_Lines of data_
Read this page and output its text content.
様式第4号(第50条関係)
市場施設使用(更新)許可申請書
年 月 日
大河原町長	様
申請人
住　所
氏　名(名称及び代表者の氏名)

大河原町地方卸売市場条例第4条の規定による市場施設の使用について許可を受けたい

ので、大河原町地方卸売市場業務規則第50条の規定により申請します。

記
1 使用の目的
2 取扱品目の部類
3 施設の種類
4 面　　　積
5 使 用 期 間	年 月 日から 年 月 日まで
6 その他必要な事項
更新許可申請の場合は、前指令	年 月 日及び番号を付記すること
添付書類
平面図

_Directions for this task_
Every record above should be output exactly.

_Output of the exercise_
Read this page and output its text content.
様式第4号(第50条関係)
市場施設使用(更新)許可申請書
年 月 日
大河原町長	様
申請人
住　所
氏　名(名称及び代表者の氏名)

大河原町地方卸売市場条例第4条の規定による市場施設の使用について許可を受けたい

ので、大河原町地方卸売市場業務規則第50条の規定により申請します。

記
1 使用の目的
2 取扱品目の部類
3 施設の種類
4 面　　　積
5 使 用 期 間	年 月 日から 年 月 日まで
6 その他必要な事項
更新許可申請の場合は、前指令	年 月 日及び番号を付記すること
添付書類
平面図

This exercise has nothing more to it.